## Written problem
Identify every line in the records below that contains the word "运用银掌柜", and copy each of those lines.

Collection entries
----------------
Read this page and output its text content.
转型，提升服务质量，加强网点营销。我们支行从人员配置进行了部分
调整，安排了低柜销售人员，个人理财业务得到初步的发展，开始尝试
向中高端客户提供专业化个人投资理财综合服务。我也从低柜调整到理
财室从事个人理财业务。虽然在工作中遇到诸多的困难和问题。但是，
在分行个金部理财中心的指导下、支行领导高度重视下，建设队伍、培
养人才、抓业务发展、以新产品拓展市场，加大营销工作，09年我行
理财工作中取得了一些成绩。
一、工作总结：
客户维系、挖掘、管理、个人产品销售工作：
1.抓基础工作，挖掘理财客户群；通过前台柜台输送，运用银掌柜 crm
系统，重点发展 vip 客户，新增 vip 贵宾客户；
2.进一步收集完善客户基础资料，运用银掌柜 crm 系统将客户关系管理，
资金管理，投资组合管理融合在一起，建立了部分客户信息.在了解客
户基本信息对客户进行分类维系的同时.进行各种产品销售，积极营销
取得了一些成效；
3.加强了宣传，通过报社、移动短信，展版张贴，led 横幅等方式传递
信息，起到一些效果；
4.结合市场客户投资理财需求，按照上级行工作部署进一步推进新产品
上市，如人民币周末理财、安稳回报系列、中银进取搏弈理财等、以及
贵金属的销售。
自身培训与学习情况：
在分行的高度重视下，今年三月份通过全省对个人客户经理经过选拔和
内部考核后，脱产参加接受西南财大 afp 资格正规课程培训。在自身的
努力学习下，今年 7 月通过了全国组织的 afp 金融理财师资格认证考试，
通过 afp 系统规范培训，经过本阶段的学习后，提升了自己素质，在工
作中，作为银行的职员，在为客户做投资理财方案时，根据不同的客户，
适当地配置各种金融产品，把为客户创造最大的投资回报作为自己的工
----------------
## Worked answer
1.抓基础工作，挖掘理财客户群；通过前台柜台输送，运用银掌柜 crm
2.进一步收集完善客户基础资料，运用银掌柜 crm 系统将客户关系管理，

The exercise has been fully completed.